# Objective
Exactly reproduce each line of the listing that follows.

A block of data
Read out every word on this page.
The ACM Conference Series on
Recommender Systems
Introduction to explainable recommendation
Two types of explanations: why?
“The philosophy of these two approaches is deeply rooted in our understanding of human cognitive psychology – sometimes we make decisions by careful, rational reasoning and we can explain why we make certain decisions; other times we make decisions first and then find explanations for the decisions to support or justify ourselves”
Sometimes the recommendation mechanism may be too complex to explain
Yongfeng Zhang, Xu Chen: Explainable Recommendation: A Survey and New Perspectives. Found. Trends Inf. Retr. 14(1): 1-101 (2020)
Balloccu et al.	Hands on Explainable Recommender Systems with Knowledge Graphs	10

# Answer to this task
Read out every word on this page.
The ACM Conference Series on
Recommender Systems
Introduction to explainable recommendation
Two types of explanations: why?
“The philosophy of these two approaches is deeply rooted in our understanding of human cognitive psychology – sometimes we make decisions by careful, rational reasoning and we can explain why we make certain decisions; other times we make decisions first and then find explanations for the decisions to support or justify ourselves”
Sometimes the recommendation mechanism may be too complex to explain
Yongfeng Zhang, Xu Chen: Explainable Recommendation: A Survey and New Perspectives. Found. Trends Inf. Retr. 14(1): 1-101 (2020)
Balloccu et al.	Hands on Explainable Recommender Systems with Knowledge Graphs	10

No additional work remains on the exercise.